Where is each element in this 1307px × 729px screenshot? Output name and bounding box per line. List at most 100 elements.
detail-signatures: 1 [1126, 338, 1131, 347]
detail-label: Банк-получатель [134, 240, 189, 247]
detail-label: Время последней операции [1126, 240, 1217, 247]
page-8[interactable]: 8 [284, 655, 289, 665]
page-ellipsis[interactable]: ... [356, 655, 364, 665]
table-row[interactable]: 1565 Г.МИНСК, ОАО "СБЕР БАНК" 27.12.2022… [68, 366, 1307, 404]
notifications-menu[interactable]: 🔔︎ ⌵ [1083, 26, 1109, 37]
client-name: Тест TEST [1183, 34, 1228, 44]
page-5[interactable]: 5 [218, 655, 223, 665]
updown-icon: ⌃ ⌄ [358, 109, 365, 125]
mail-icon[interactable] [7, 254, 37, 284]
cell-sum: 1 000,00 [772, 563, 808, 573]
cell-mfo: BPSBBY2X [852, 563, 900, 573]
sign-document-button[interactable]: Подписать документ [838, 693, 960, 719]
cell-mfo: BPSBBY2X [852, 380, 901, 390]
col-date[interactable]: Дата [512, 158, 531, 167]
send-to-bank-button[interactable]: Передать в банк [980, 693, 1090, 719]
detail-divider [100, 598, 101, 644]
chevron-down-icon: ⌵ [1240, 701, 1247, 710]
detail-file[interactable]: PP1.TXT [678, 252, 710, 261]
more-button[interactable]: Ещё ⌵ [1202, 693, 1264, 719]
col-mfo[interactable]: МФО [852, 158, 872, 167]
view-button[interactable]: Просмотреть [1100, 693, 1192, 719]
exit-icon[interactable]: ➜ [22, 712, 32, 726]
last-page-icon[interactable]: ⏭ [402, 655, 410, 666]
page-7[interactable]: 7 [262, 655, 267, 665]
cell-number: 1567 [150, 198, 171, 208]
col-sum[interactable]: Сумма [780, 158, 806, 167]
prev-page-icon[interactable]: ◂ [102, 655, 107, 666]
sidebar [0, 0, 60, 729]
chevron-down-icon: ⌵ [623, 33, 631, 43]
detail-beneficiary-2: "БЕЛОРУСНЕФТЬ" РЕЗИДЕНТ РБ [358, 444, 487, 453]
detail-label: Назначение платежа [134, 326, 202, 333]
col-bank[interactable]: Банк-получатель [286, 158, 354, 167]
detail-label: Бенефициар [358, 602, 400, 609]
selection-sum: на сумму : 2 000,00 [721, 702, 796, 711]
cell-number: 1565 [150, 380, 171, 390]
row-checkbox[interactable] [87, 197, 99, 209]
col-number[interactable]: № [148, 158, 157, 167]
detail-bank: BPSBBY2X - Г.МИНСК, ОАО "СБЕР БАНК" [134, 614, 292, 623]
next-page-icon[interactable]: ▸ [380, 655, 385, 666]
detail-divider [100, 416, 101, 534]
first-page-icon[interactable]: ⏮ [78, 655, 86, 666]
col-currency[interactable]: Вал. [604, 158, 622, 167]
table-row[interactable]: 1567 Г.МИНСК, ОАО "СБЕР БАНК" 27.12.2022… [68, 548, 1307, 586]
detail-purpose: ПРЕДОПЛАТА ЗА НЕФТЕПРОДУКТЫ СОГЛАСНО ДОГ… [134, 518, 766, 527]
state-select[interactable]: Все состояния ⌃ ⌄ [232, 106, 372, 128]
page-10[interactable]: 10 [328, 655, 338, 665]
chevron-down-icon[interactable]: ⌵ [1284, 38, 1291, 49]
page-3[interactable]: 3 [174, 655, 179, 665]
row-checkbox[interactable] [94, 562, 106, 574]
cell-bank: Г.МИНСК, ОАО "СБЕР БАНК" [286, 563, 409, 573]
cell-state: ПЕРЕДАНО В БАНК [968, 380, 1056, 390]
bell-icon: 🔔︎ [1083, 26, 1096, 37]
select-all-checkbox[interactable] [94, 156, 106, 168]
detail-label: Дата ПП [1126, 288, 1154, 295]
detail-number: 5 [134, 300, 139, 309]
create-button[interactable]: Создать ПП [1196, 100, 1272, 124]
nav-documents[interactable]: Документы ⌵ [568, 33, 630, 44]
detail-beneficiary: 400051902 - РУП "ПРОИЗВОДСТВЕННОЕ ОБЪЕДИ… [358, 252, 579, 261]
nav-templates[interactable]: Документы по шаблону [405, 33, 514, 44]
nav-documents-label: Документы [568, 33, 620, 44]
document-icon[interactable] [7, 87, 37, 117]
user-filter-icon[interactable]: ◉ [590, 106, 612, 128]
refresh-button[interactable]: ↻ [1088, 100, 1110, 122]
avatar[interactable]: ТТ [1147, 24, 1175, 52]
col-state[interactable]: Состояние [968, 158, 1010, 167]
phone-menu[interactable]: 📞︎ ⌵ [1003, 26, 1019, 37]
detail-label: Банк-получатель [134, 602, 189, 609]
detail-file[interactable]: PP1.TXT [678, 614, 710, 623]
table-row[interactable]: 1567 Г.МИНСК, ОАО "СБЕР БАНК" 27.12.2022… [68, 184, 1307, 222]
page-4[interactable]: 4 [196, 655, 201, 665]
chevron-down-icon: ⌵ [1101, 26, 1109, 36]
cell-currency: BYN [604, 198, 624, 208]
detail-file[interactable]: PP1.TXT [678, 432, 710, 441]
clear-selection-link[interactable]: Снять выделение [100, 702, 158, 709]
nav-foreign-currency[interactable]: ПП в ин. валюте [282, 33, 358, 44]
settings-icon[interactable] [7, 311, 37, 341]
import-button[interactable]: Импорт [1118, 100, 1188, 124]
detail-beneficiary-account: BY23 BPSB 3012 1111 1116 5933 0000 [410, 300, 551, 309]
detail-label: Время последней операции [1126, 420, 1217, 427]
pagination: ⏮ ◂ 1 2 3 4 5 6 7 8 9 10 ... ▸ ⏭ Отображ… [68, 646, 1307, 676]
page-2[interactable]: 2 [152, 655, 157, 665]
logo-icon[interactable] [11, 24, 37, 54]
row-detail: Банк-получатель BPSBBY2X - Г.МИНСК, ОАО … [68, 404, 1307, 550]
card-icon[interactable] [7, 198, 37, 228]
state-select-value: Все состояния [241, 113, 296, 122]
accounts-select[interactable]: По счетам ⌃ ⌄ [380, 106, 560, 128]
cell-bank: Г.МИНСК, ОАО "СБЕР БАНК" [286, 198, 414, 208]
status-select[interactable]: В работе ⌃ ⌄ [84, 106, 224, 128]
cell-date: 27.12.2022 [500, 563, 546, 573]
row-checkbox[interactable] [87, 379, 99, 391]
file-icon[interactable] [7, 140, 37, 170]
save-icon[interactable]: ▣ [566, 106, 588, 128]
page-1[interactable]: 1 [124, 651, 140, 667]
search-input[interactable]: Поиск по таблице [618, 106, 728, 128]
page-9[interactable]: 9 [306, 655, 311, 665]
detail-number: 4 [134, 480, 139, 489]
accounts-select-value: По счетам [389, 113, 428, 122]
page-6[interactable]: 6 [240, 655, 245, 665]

--

_BRIEF_.
Find each line in the records that contains the string "chevron", and copy those lines out in full.

_RESPONSE TO THE EXERCISE_.
chevron-down-icon: ⌵ [1240, 701, 1247, 710]
chevron-down-icon: ⌵ [623, 33, 631, 43]
chevron-down-icon[interactable]: ⌵ [1284, 38, 1291, 49]
chevron-down-icon: ⌵ [1101, 26, 1109, 36]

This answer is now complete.